» Short task: Word for word, copy all the data and drop the pictures.

» Record set:
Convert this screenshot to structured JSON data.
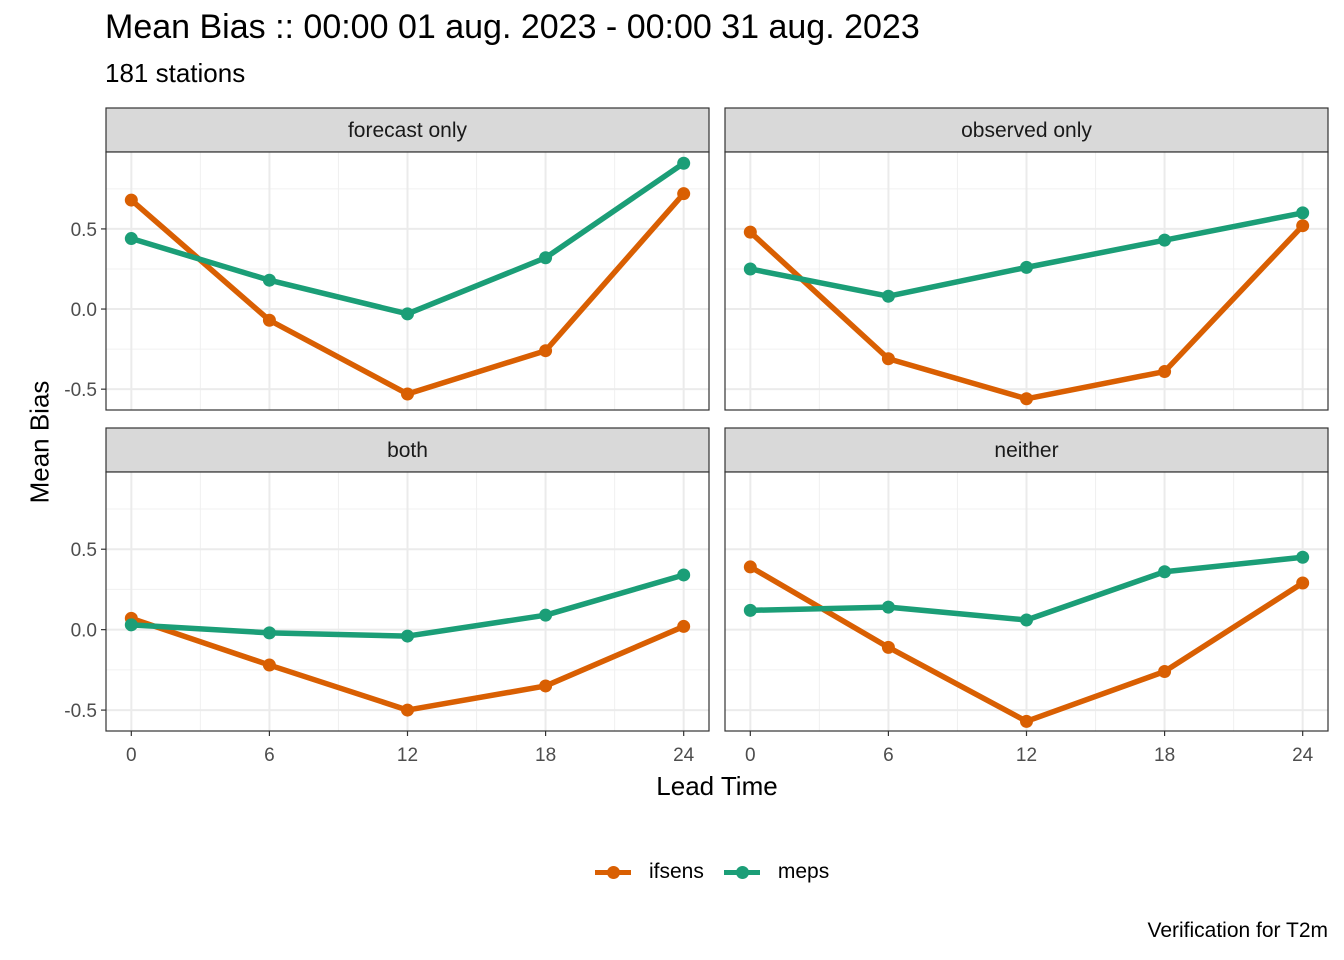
{
  "title": "Mean Bias :: 00:00 01 aug. 2023 - 00:00 31 aug. 2023",
  "subtitle": "181 stations",
  "caption": "Verification for T2m",
  "chart_data": {
    "type": "line",
    "xlabel": "Lead Time",
    "ylabel": "Mean Bias",
    "x": [
      0,
      6,
      12,
      18,
      24
    ],
    "x_ticks": [
      "0",
      "6",
      "12",
      "18",
      "24"
    ],
    "y_ticks": [
      "-0.5",
      "0.0",
      "0.5"
    ],
    "xlim": [
      -1.1,
      25.1
    ],
    "ylim": [
      -0.63,
      0.98
    ],
    "grid": true,
    "legend_position": "bottom",
    "colors": {
      "ifsens": "#D95F02",
      "meps": "#1B9E77"
    },
    "panels": [
      {
        "name": "forecast only",
        "series": [
          {
            "name": "ifsens",
            "values": [
              0.68,
              -0.07,
              -0.53,
              -0.26,
              0.72
            ]
          },
          {
            "name": "meps",
            "values": [
              0.44,
              0.18,
              -0.03,
              0.32,
              0.91
            ]
          }
        ]
      },
      {
        "name": "observed only",
        "series": [
          {
            "name": "ifsens",
            "values": [
              0.48,
              -0.31,
              -0.56,
              -0.39,
              0.52
            ]
          },
          {
            "name": "meps",
            "values": [
              0.25,
              0.08,
              0.26,
              0.43,
              0.6
            ]
          }
        ]
      },
      {
        "name": "both",
        "series": [
          {
            "name": "ifsens",
            "values": [
              0.07,
              -0.22,
              -0.5,
              -0.35,
              0.02
            ]
          },
          {
            "name": "meps",
            "values": [
              0.03,
              -0.02,
              -0.04,
              0.09,
              0.34
            ]
          }
        ]
      },
      {
        "name": "neither",
        "series": [
          {
            "name": "ifsens",
            "values": [
              0.39,
              -0.11,
              -0.57,
              -0.26,
              0.29
            ]
          },
          {
            "name": "meps",
            "values": [
              0.12,
              0.14,
              0.06,
              0.36,
              0.45
            ]
          }
        ]
      }
    ]
  }
}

» Exercise solution:
Convert this screenshot to structured JSON data.
{
  "title": "Mean Bias :: 00:00 01 aug. 2023 - 00:00 31 aug. 2023",
  "subtitle": "181 stations",
  "caption": "Verification for T2m",
  "chart_data": {
    "type": "line",
    "xlabel": "Lead Time",
    "ylabel": "Mean Bias",
    "x": [
      0,
      6,
      12,
      18,
      24
    ],
    "x_ticks": [
      "0",
      "6",
      "12",
      "18",
      "24"
    ],
    "y_ticks": [
      "-0.5",
      "0.0",
      "0.5"
    ],
    "xlim": [
      -1.1,
      25.1
    ],
    "ylim": [
      -0.63,
      0.98
    ],
    "grid": true,
    "legend_position": "bottom",
    "colors": {
      "ifsens": "#D95F02",
      "meps": "#1B9E77"
    },
    "panels": [
      {
        "name": "forecast only",
        "series": [
          {
            "name": "ifsens",
            "values": [
              0.68,
              -0.07,
              -0.53,
              -0.26,
              0.72
            ]
          },
          {
            "name": "meps",
            "values": [
              0.44,
              0.18,
              -0.03,
              0.32,
              0.91
            ]
          }
        ]
      },
      {
        "name": "observed only",
        "series": [
          {
            "name": "ifsens",
            "values": [
              0.48,
              -0.31,
              -0.56,
              -0.39,
              0.52
            ]
          },
          {
            "name": "meps",
            "values": [
              0.25,
              0.08,
              0.26,
              0.43,
              0.6
            ]
          }
        ]
      },
      {
        "name": "both",
        "series": [
          {
            "name": "ifsens",
            "values": [
              0.07,
              -0.22,
              -0.5,
              -0.35,
              0.02
            ]
          },
          {
            "name": "meps",
            "values": [
              0.03,
              -0.02,
              -0.04,
              0.09,
              0.34
            ]
          }
        ]
      },
      {
        "name": "neither",
        "series": [
          {
            "name": "ifsens",
            "values": [
              0.39,
              -0.11,
              -0.57,
              -0.26,
              0.29
            ]
          },
          {
            "name": "meps",
            "values": [
              0.12,
              0.14,
              0.06,
              0.36,
              0.45
            ]
          }
        ]
      }
    ]
  }
}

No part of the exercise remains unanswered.